To be done:
Scan the listing that follows and report how many lines contain "this". Write the number alone.

═════ Dataset content ═════

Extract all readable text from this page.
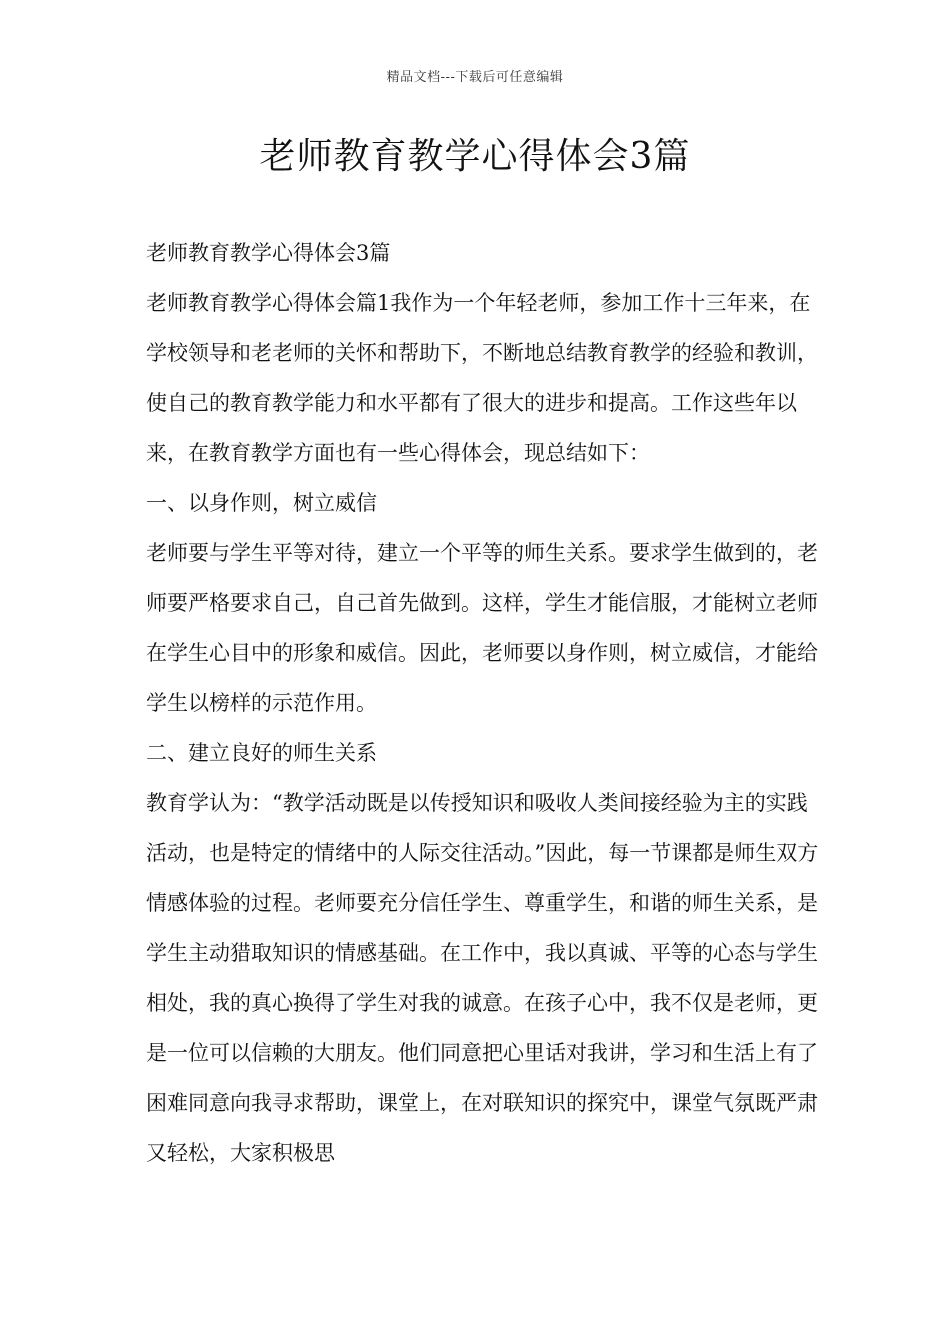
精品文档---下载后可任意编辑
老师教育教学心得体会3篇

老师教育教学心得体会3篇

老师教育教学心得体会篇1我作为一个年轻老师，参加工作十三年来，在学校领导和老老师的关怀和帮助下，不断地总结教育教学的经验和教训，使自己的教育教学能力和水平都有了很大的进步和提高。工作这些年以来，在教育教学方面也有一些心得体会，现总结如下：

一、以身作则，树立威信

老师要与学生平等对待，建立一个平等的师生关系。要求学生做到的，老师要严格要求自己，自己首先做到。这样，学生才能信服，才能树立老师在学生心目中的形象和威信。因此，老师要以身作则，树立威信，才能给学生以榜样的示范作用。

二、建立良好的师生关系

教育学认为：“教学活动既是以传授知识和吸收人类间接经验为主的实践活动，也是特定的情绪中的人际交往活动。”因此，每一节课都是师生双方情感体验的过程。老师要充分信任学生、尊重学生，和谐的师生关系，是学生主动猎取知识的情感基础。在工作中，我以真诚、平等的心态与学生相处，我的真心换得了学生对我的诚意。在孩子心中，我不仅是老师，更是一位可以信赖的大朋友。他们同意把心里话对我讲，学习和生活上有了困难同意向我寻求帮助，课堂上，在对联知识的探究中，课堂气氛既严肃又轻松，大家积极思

═════
═════ Dataset content ═════

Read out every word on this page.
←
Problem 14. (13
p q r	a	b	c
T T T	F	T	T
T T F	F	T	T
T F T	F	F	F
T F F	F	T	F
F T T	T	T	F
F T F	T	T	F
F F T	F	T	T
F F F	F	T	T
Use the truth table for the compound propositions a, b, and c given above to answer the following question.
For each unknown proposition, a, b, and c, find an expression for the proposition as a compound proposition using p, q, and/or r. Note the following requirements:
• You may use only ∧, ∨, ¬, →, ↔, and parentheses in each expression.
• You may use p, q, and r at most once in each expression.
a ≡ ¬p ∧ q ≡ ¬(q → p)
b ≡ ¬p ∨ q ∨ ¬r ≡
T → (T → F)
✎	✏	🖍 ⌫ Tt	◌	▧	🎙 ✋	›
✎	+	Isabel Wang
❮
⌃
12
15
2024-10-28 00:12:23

═════

Written response:
2